_THE REQUEST_
Quote the listing below in full and exactly as written, but omit every picture.

_EXTRACTED MATERIAL_

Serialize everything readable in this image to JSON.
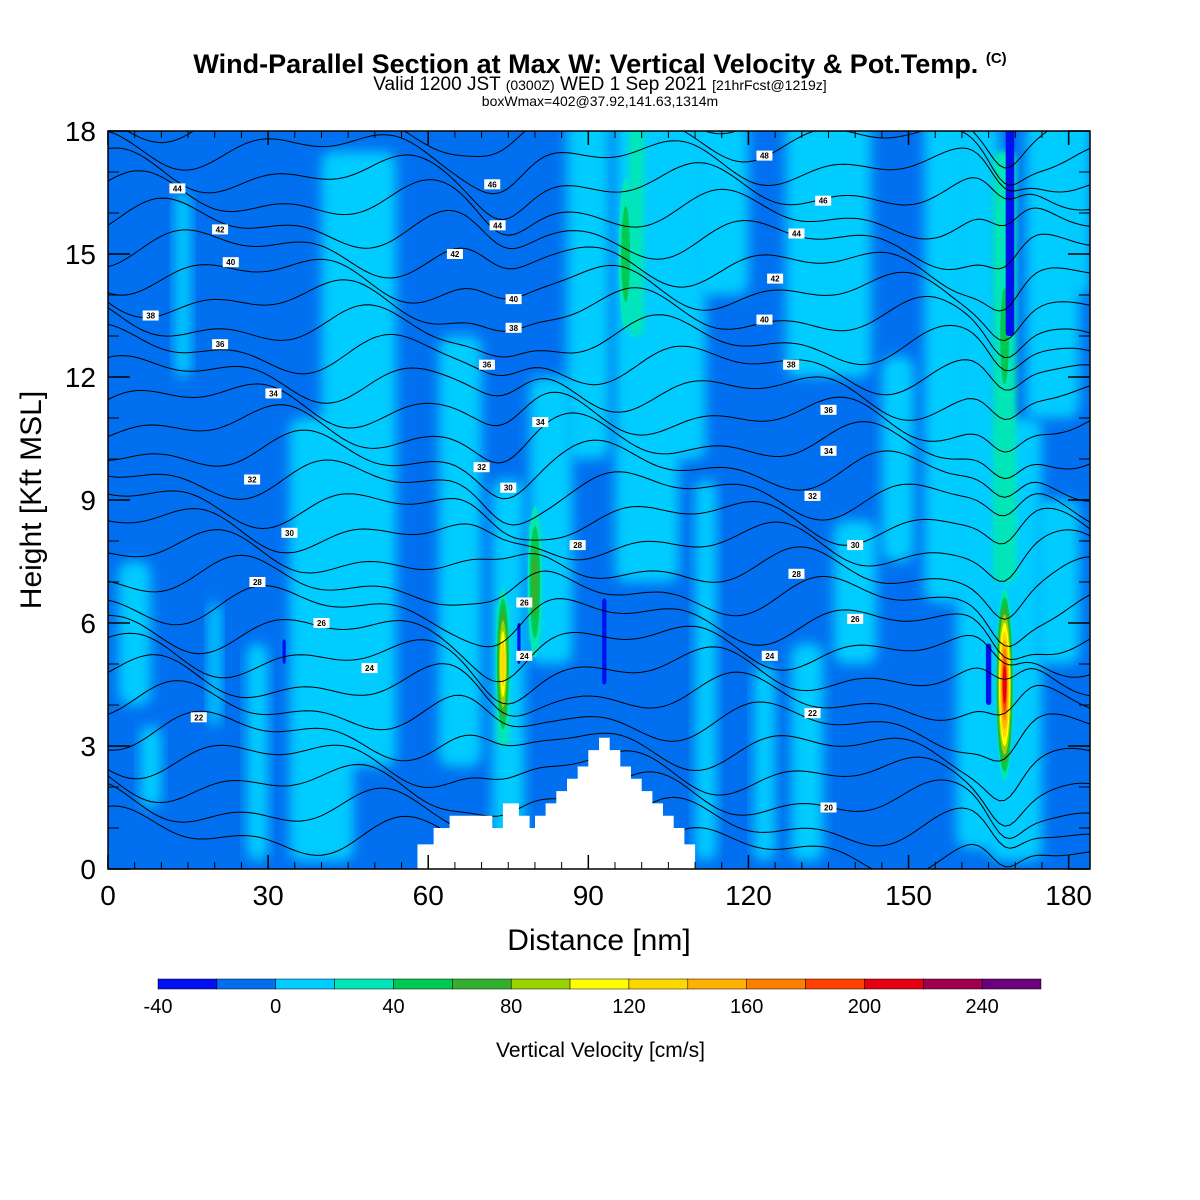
{
  "header": {
    "title_main": "Wind-Parallel Section at Max W: Vertical Velocity & Pot.Temp.",
    "title_mark": "(C)",
    "valid_a": "Valid 1200 JST",
    "valid_b": "(0300Z)",
    "valid_c": "WED 1 Sep 2021",
    "valid_d": "[21hrFcst@1219z]",
    "box_info": "boxWmax=402@37.92,141.63,1314m"
  },
  "chart_data": {
    "type": "heatmap",
    "title": "Wind-Parallel Section at Max W: Vertical Velocity & Pot.Temp.",
    "xlabel": "Distance [nm]",
    "ylabel": "Height [Kft MSL]",
    "xlim": [
      0,
      184
    ],
    "ylim": [
      0,
      18
    ],
    "x_ticks": [
      "0",
      "30",
      "60",
      "90",
      "120",
      "150",
      "180"
    ],
    "y_ticks": [
      "0",
      "3",
      "6",
      "9",
      "12",
      "15",
      "18"
    ],
    "colorbar": {
      "label": "Vertical Velocity [cm/s]",
      "levels": [
        -40,
        -20,
        0,
        20,
        40,
        60,
        80,
        100,
        120,
        140,
        160,
        180,
        200,
        220,
        240,
        260
      ],
      "colors": [
        "#0010ee",
        "#0070f0",
        "#00ccff",
        "#00e6b8",
        "#00c850",
        "#33b030",
        "#99d400",
        "#ffff00",
        "#ffd700",
        "#ffb000",
        "#ff8000",
        "#ff4000",
        "#e60014",
        "#a00050",
        "#6c007c"
      ],
      "tick_labels": [
        "-40",
        "0",
        "40",
        "80",
        "120",
        "160",
        "200",
        "240"
      ]
    },
    "terrain_profile": [
      [
        0,
        0
      ],
      [
        58,
        0
      ],
      [
        58,
        0.6
      ],
      [
        61,
        0.6
      ],
      [
        61,
        1
      ],
      [
        64,
        1
      ],
      [
        64,
        1.3
      ],
      [
        72,
        1.3
      ],
      [
        72,
        1
      ],
      [
        74,
        1
      ],
      [
        74,
        1.6
      ],
      [
        77,
        1.6
      ],
      [
        77,
        1.3
      ],
      [
        79,
        1.3
      ],
      [
        79,
        1
      ],
      [
        80,
        1
      ],
      [
        80,
        1.3
      ],
      [
        82,
        1.3
      ],
      [
        82,
        1.6
      ],
      [
        84,
        1.6
      ],
      [
        84,
        1.9
      ],
      [
        86,
        1.9
      ],
      [
        86,
        2.2
      ],
      [
        88,
        2.2
      ],
      [
        88,
        2.5
      ],
      [
        90,
        2.5
      ],
      [
        90,
        2.9
      ],
      [
        92,
        2.9
      ],
      [
        92,
        3.2
      ],
      [
        94,
        3.2
      ],
      [
        94,
        2.9
      ],
      [
        96,
        2.9
      ],
      [
        96,
        2.5
      ],
      [
        98,
        2.5
      ],
      [
        98,
        2.2
      ],
      [
        100,
        2.2
      ],
      [
        100,
        1.9
      ],
      [
        102,
        1.9
      ],
      [
        102,
        1.6
      ],
      [
        104,
        1.6
      ],
      [
        104,
        1.3
      ],
      [
        106,
        1.3
      ],
      [
        106,
        1
      ],
      [
        108,
        1
      ],
      [
        108,
        0.6
      ],
      [
        110,
        0.6
      ],
      [
        110,
        0
      ],
      [
        184,
        0
      ]
    ],
    "updraft_cores": [
      {
        "x": 74,
        "y": 5.0,
        "w_max": 140
      },
      {
        "x": 80,
        "y": 7.0,
        "w_max": 80
      },
      {
        "x": 97,
        "y": 15.0,
        "w_max": 60
      },
      {
        "x": 168,
        "y": 4.5,
        "w_max": 220
      },
      {
        "x": 168,
        "y": 13.0,
        "w_max": 60
      }
    ],
    "isentropes": [
      {
        "theta": 20,
        "label_xy": [
          135,
          1.5
        ]
      },
      {
        "theta": 22,
        "label_xy": [
          17,
          3.7
        ],
        "label_xy2": [
          132,
          3.8
        ]
      },
      {
        "theta": 24,
        "label_xy": [
          49,
          4.9
        ],
        "label_xy2": [
          124,
          5.2
        ],
        "label_xy3": [
          78,
          5.2
        ]
      },
      {
        "theta": 26,
        "label_xy": [
          40,
          6.0
        ],
        "label_xy2": [
          78,
          6.5
        ],
        "label_xy3": [
          140,
          6.1
        ]
      },
      {
        "theta": 28,
        "label_xy": [
          28,
          7.0
        ],
        "label_xy2": [
          88,
          7.9
        ],
        "label_xy3": [
          129,
          7.2
        ]
      },
      {
        "theta": 30,
        "label_xy": [
          34,
          8.2
        ],
        "label_xy2": [
          75,
          9.3
        ],
        "label_xy3": [
          140,
          7.9
        ]
      },
      {
        "theta": 32,
        "label_xy": [
          27,
          9.5
        ],
        "label_xy2": [
          70,
          9.8
        ],
        "label_xy3": [
          132,
          9.1
        ]
      },
      {
        "theta": 34,
        "label_xy": [
          31,
          11.6
        ],
        "label_xy2": [
          81,
          10.9
        ],
        "label_xy3": [
          135,
          10.2
        ]
      },
      {
        "theta": 36,
        "label_xy": [
          21,
          12.8
        ],
        "label_xy2": [
          71,
          12.3
        ],
        "label_xy3": [
          135,
          11.2
        ]
      },
      {
        "theta": 38,
        "label_xy": [
          8,
          13.5
        ],
        "label_xy2": [
          76,
          13.2
        ],
        "label_xy3": [
          128,
          12.3
        ]
      },
      {
        "theta": 40,
        "label_xy": [
          23,
          14.8
        ],
        "label_xy2": [
          76,
          13.9
        ],
        "label_xy3": [
          123,
          13.4
        ]
      },
      {
        "theta": 42,
        "label_xy": [
          21,
          15.6
        ],
        "label_xy2": [
          65,
          15.0
        ],
        "label_xy3": [
          125,
          14.4
        ]
      },
      {
        "theta": 44,
        "label_xy": [
          13,
          16.6
        ],
        "label_xy2": [
          73,
          15.7
        ],
        "label_xy3": [
          129,
          15.5
        ]
      },
      {
        "theta": 46,
        "label_xy": [
          72,
          16.7
        ],
        "label_xy2": [
          134,
          16.3
        ]
      },
      {
        "theta": 48,
        "label_xy": [
          123,
          17.4
        ]
      }
    ]
  }
}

_RESPONSE TO THIS TASK_
Serialize everything readable in this image to JSON.
{
  "header": {
    "title_main": "Wind-Parallel Section at Max W: Vertical Velocity & Pot.Temp.",
    "title_mark": "(C)",
    "valid_a": "Valid 1200 JST",
    "valid_b": "(0300Z)",
    "valid_c": "WED 1 Sep 2021",
    "valid_d": "[21hrFcst@1219z]",
    "box_info": "boxWmax=402@37.92,141.63,1314m"
  },
  "chart_data": {
    "type": "heatmap",
    "title": "Wind-Parallel Section at Max W: Vertical Velocity & Pot.Temp.",
    "xlabel": "Distance [nm]",
    "ylabel": "Height [Kft MSL]",
    "xlim": [
      0,
      184
    ],
    "ylim": [
      0,
      18
    ],
    "x_ticks": [
      "0",
      "30",
      "60",
      "90",
      "120",
      "150",
      "180"
    ],
    "y_ticks": [
      "0",
      "3",
      "6",
      "9",
      "12",
      "15",
      "18"
    ],
    "colorbar": {
      "label": "Vertical Velocity [cm/s]",
      "levels": [
        -40,
        -20,
        0,
        20,
        40,
        60,
        80,
        100,
        120,
        140,
        160,
        180,
        200,
        220,
        240,
        260
      ],
      "colors": [
        "#0010ee",
        "#0070f0",
        "#00ccff",
        "#00e6b8",
        "#00c850",
        "#33b030",
        "#99d400",
        "#ffff00",
        "#ffd700",
        "#ffb000",
        "#ff8000",
        "#ff4000",
        "#e60014",
        "#a00050",
        "#6c007c"
      ],
      "tick_labels": [
        "-40",
        "0",
        "40",
        "80",
        "120",
        "160",
        "200",
        "240"
      ]
    },
    "terrain_profile": [
      [
        0,
        0
      ],
      [
        58,
        0
      ],
      [
        58,
        0.6
      ],
      [
        61,
        0.6
      ],
      [
        61,
        1
      ],
      [
        64,
        1
      ],
      [
        64,
        1.3
      ],
      [
        72,
        1.3
      ],
      [
        72,
        1
      ],
      [
        74,
        1
      ],
      [
        74,
        1.6
      ],
      [
        77,
        1.6
      ],
      [
        77,
        1.3
      ],
      [
        79,
        1.3
      ],
      [
        79,
        1
      ],
      [
        80,
        1
      ],
      [
        80,
        1.3
      ],
      [
        82,
        1.3
      ],
      [
        82,
        1.6
      ],
      [
        84,
        1.6
      ],
      [
        84,
        1.9
      ],
      [
        86,
        1.9
      ],
      [
        86,
        2.2
      ],
      [
        88,
        2.2
      ],
      [
        88,
        2.5
      ],
      [
        90,
        2.5
      ],
      [
        90,
        2.9
      ],
      [
        92,
        2.9
      ],
      [
        92,
        3.2
      ],
      [
        94,
        3.2
      ],
      [
        94,
        2.9
      ],
      [
        96,
        2.9
      ],
      [
        96,
        2.5
      ],
      [
        98,
        2.5
      ],
      [
        98,
        2.2
      ],
      [
        100,
        2.2
      ],
      [
        100,
        1.9
      ],
      [
        102,
        1.9
      ],
      [
        102,
        1.6
      ],
      [
        104,
        1.6
      ],
      [
        104,
        1.3
      ],
      [
        106,
        1.3
      ],
      [
        106,
        1
      ],
      [
        108,
        1
      ],
      [
        108,
        0.6
      ],
      [
        110,
        0.6
      ],
      [
        110,
        0
      ],
      [
        184,
        0
      ]
    ],
    "updraft_cores": [
      {
        "x": 74,
        "y": 5.0,
        "w_max": 140
      },
      {
        "x": 80,
        "y": 7.0,
        "w_max": 80
      },
      {
        "x": 97,
        "y": 15.0,
        "w_max": 60
      },
      {
        "x": 168,
        "y": 4.5,
        "w_max": 220
      },
      {
        "x": 168,
        "y": 13.0,
        "w_max": 60
      }
    ],
    "isentropes": [
      {
        "theta": 20,
        "label_xy": [
          135,
          1.5
        ]
      },
      {
        "theta": 22,
        "label_xy": [
          17,
          3.7
        ],
        "label_xy2": [
          132,
          3.8
        ]
      },
      {
        "theta": 24,
        "label_xy": [
          49,
          4.9
        ],
        "label_xy2": [
          124,
          5.2
        ],
        "label_xy3": [
          78,
          5.2
        ]
      },
      {
        "theta": 26,
        "label_xy": [
          40,
          6.0
        ],
        "label_xy2": [
          78,
          6.5
        ],
        "label_xy3": [
          140,
          6.1
        ]
      },
      {
        "theta": 28,
        "label_xy": [
          28,
          7.0
        ],
        "label_xy2": [
          88,
          7.9
        ],
        "label_xy3": [
          129,
          7.2
        ]
      },
      {
        "theta": 30,
        "label_xy": [
          34,
          8.2
        ],
        "label_xy2": [
          75,
          9.3
        ],
        "label_xy3": [
          140,
          7.9
        ]
      },
      {
        "theta": 32,
        "label_xy": [
          27,
          9.5
        ],
        "label_xy2": [
          70,
          9.8
        ],
        "label_xy3": [
          132,
          9.1
        ]
      },
      {
        "theta": 34,
        "label_xy": [
          31,
          11.6
        ],
        "label_xy2": [
          81,
          10.9
        ],
        "label_xy3": [
          135,
          10.2
        ]
      },
      {
        "theta": 36,
        "label_xy": [
          21,
          12.8
        ],
        "label_xy2": [
          71,
          12.3
        ],
        "label_xy3": [
          135,
          11.2
        ]
      },
      {
        "theta": 38,
        "label_xy": [
          8,
          13.5
        ],
        "label_xy2": [
          76,
          13.2
        ],
        "label_xy3": [
          128,
          12.3
        ]
      },
      {
        "theta": 40,
        "label_xy": [
          23,
          14.8
        ],
        "label_xy2": [
          76,
          13.9
        ],
        "label_xy3": [
          123,
          13.4
        ]
      },
      {
        "theta": 42,
        "label_xy": [
          21,
          15.6
        ],
        "label_xy2": [
          65,
          15.0
        ],
        "label_xy3": [
          125,
          14.4
        ]
      },
      {
        "theta": 44,
        "label_xy": [
          13,
          16.6
        ],
        "label_xy2": [
          73,
          15.7
        ],
        "label_xy3": [
          129,
          15.5
        ]
      },
      {
        "theta": 46,
        "label_xy": [
          72,
          16.7
        ],
        "label_xy2": [
          134,
          16.3
        ]
      },
      {
        "theta": 48,
        "label_xy": [
          123,
          17.4
        ]
      }
    ]
  }
}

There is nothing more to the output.